— START RECORD EXCERPTS —

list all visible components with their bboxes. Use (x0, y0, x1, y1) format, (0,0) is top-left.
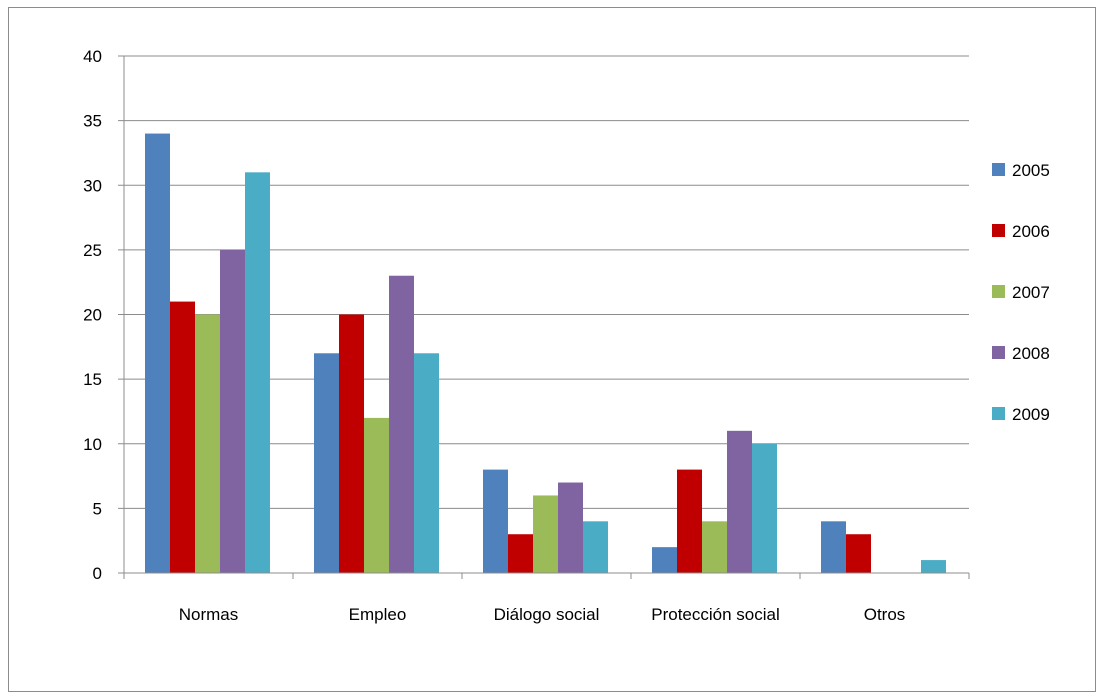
y-tick-label: 20 (83, 306, 102, 325)
x-category-label: Otros (864, 605, 906, 624)
bar (533, 495, 558, 573)
y-tick-label: 25 (83, 241, 102, 260)
bar (752, 443, 777, 573)
bar (583, 521, 608, 573)
legend-swatch (992, 163, 1005, 176)
bar (220, 249, 245, 573)
bar (364, 417, 389, 573)
y-tick-label: 35 (83, 112, 102, 131)
bar (314, 353, 339, 573)
legend-label: 2009 (1012, 405, 1050, 424)
x-category-label: Protección social (651, 605, 780, 624)
legend-label: 2008 (1012, 344, 1050, 363)
legend-swatch (992, 407, 1005, 420)
y-tick-label: 0 (93, 564, 102, 583)
legend: 2005 2006 2007 2008 2009 (992, 161, 1050, 424)
bar (508, 534, 533, 573)
legend-label: 2006 (1012, 222, 1050, 241)
y-tick-label: 30 (83, 176, 102, 195)
bar (558, 482, 583, 573)
bar (821, 521, 846, 573)
legend-swatch (992, 224, 1005, 237)
legend-swatch (992, 346, 1005, 359)
bar (652, 547, 677, 573)
bar (339, 314, 364, 573)
bar (245, 172, 270, 573)
bar (414, 353, 439, 573)
bar (921, 560, 946, 573)
bar (145, 133, 170, 574)
bar (727, 430, 752, 573)
x-category-label: Normas (179, 605, 239, 624)
bar (389, 275, 414, 573)
legend-label: 2005 (1012, 161, 1050, 180)
bar (702, 521, 727, 573)
legend-label: 2007 (1012, 283, 1050, 302)
y-tick-label: 10 (83, 435, 102, 454)
axes: 0 5 10 15 20 25 30 35 40 Normas Empleo Diálogo soci… (83, 47, 970, 624)
y-tick-label: 15 (83, 370, 102, 389)
bars (145, 133, 946, 574)
x-category-label: Empleo (349, 605, 407, 624)
bar (170, 301, 195, 573)
bar (677, 469, 702, 573)
y-tick-label: 5 (93, 499, 102, 518)
bar (483, 469, 508, 573)
legend-swatch (992, 285, 1005, 298)
x-category-label: Diálogo social (494, 605, 600, 624)
y-tick-label: 40 (83, 47, 102, 66)
bar (195, 314, 220, 573)
bar (846, 534, 871, 573)
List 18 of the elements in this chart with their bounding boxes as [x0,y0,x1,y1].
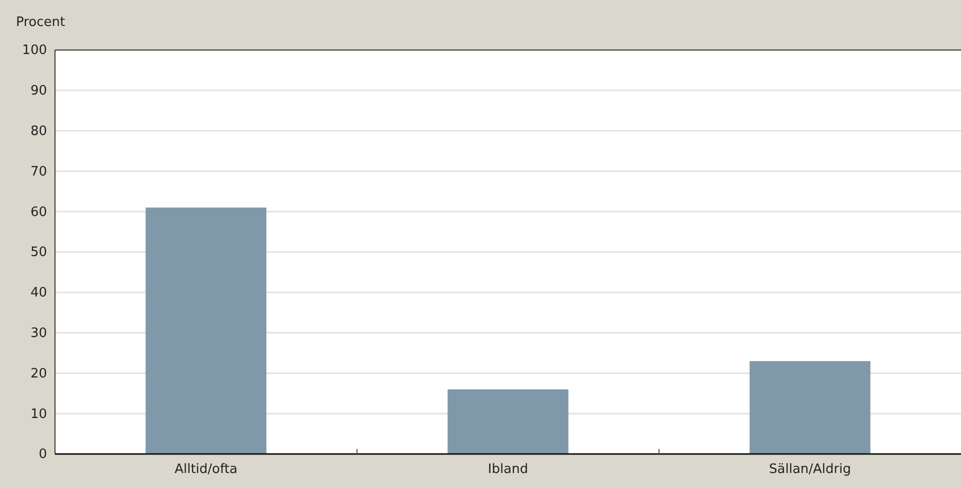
x-tick-label: Sällan/Aldrig [769,462,851,478]
y-tick-label: 50 [30,245,47,260]
y-tick-label: 20 [30,366,47,382]
bar [448,389,568,454]
y-tick-label: 90 [30,84,47,99]
x-tick-label: Ibland [488,462,528,478]
y-tick-label: 30 [30,326,47,341]
x-tick-label: Alltid/ofta [174,462,238,478]
bar [146,208,266,454]
y-tick-label: 60 [30,204,47,220]
y-tick-label: 80 [30,124,47,139]
bar [750,361,870,454]
y-tick-label: 0 [38,447,47,462]
y-tick-label: 40 [30,286,47,301]
y-tick-label: 70 [30,164,47,180]
y-tick-label: 10 [30,406,47,422]
y-tick-label: 100 [22,43,47,58]
y-axis-title: Procent [16,15,66,30]
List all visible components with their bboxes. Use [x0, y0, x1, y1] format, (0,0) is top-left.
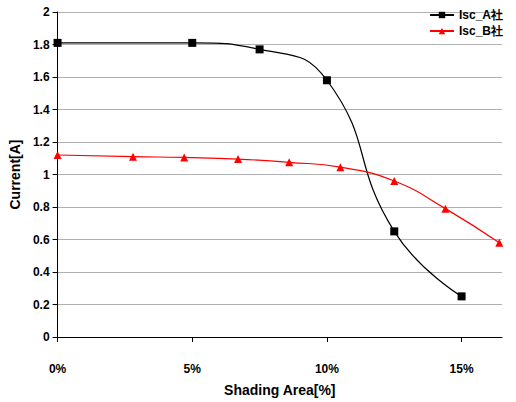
- svg-text:1.8: 1.8: [33, 38, 50, 52]
- svg-text:Isc_B社: Isc_B社: [459, 24, 503, 38]
- svg-text:1: 1: [43, 168, 50, 182]
- svg-text:0.8: 0.8: [33, 200, 50, 214]
- svg-text:2: 2: [43, 5, 50, 19]
- svg-text:15%: 15%: [450, 362, 474, 376]
- svg-text:1.6: 1.6: [33, 70, 50, 84]
- svg-text:1.4: 1.4: [33, 103, 50, 117]
- svg-text:0: 0: [43, 330, 50, 344]
- svg-text:Shading Area[%]: Shading Area[%]: [224, 382, 336, 398]
- svg-text:10%: 10%: [315, 362, 339, 376]
- svg-text:0.2: 0.2: [33, 298, 50, 312]
- svg-text:0.6: 0.6: [33, 233, 50, 247]
- svg-text:5%: 5%: [184, 362, 202, 376]
- svg-text:Current[A]: Current[A]: [7, 140, 23, 210]
- svg-text:0%: 0%: [49, 362, 67, 376]
- svg-text:1.2: 1.2: [33, 135, 50, 149]
- svg-text:0.4: 0.4: [33, 265, 50, 279]
- svg-text:Isc_A社: Isc_A社: [459, 8, 503, 22]
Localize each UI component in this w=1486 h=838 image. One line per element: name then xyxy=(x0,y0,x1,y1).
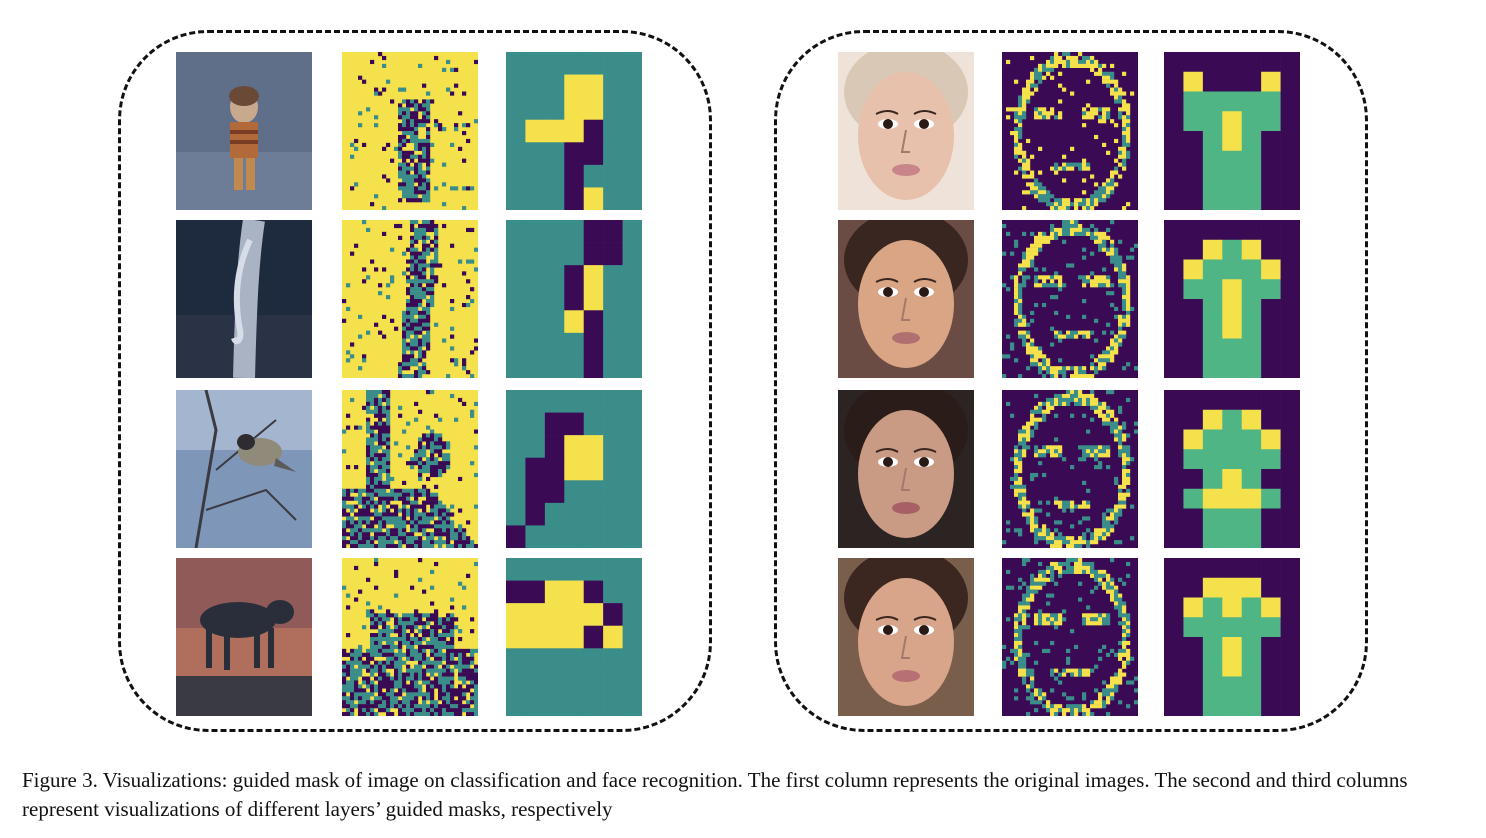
face-recognition-row-4-fine-mask xyxy=(1002,558,1138,716)
face-recognition-row-2-fine-mask xyxy=(1002,220,1138,378)
classification-row-4-original-image xyxy=(176,558,312,716)
face-recognition-row-4-original-image xyxy=(838,558,974,716)
classification-row-3-coarse-mask xyxy=(506,390,642,548)
classification-row-1-fine-mask xyxy=(342,52,478,210)
classification-row-2-original-image xyxy=(176,220,312,378)
face-recognition-panel-frame xyxy=(774,30,1368,732)
classification-row-1-original-image xyxy=(176,52,312,210)
face-recognition-row-3-coarse-mask xyxy=(1164,390,1300,548)
face-recognition-row-1-coarse-mask xyxy=(1164,52,1300,210)
face-recognition-row-2-coarse-mask xyxy=(1164,220,1300,378)
classification-row-3-fine-mask xyxy=(342,390,478,548)
face-recognition-row-3-original-image xyxy=(838,390,974,548)
face-recognition-row-2-original-image xyxy=(838,220,974,378)
face-recognition-row-1-fine-mask xyxy=(1002,52,1138,210)
classification-row-4-coarse-mask xyxy=(506,558,642,716)
classification-row-1-coarse-mask xyxy=(506,52,642,210)
classification-panel-frame xyxy=(118,30,712,732)
figure xyxy=(118,30,1368,732)
classification-row-3-original-image xyxy=(176,390,312,548)
face-recognition-row-4-coarse-mask xyxy=(1164,558,1300,716)
face-recognition-row-3-fine-mask xyxy=(1002,390,1138,548)
classification-row-2-coarse-mask xyxy=(506,220,642,378)
figure-caption: Figure 3. Visualizations: guided mask of… xyxy=(22,768,1408,821)
classification-row-2-fine-mask xyxy=(342,220,478,378)
classification-row-4-fine-mask xyxy=(342,558,478,716)
face-recognition-row-1-original-image xyxy=(838,52,974,210)
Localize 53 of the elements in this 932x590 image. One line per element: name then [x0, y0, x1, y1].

— END RECORD EXCERPTS —

GOAL —
Please reproduce, character for character, the lines above from the one containing "y-tick-label: 20 (83, 306, 102, 325)" through the one containing "bars (145, 133, 946, 574)", with both of those lines included.

SOLUTION FOR THIS EXERCISE —
y-tick-label: 20 (83, 306, 102, 325)
x-category-label: Otros (864, 605, 906, 624)
bar (533, 495, 558, 573)
y-tick-label: 25 (83, 241, 102, 260)
bar (752, 443, 777, 573)
bar (583, 521, 608, 573)
legend-swatch (992, 163, 1005, 176)
bar (220, 249, 245, 573)
bar (364, 417, 389, 573)
y-tick-label: 35 (83, 112, 102, 131)
bar (314, 353, 339, 573)
legend-label: 2009 (1012, 405, 1050, 424)
x-category-label: Protección social (651, 605, 780, 624)
legend-label: 2008 (1012, 344, 1050, 363)
legend-swatch (992, 407, 1005, 420)
y-tick-label: 0 (93, 564, 102, 583)
legend: 2005 2006 2007 2008 2009 (992, 161, 1050, 424)
bar (508, 534, 533, 573)
legend-label: 2006 (1012, 222, 1050, 241)
y-tick-label: 30 (83, 176, 102, 195)
bar (558, 482, 583, 573)
bar (821, 521, 846, 573)
legend-swatch (992, 224, 1005, 237)
legend-swatch (992, 346, 1005, 359)
bar (652, 547, 677, 573)
bar (339, 314, 364, 573)
bar (245, 172, 270, 573)
bar (414, 353, 439, 573)
bar (921, 560, 946, 573)
bar (145, 133, 170, 574)
bar (727, 430, 752, 573)
x-category-label: Normas (179, 605, 239, 624)
bar (389, 275, 414, 573)
legend-label: 2005 (1012, 161, 1050, 180)
bar (702, 521, 727, 573)
legend-label: 2007 (1012, 283, 1050, 302)
y-tick-label: 10 (83, 435, 102, 454)
axes: 0 5 10 15 20 25 30 35 40 Normas Empleo Diálogo soci… (83, 47, 970, 624)
y-tick-label: 15 (83, 370, 102, 389)
bars (145, 133, 946, 574)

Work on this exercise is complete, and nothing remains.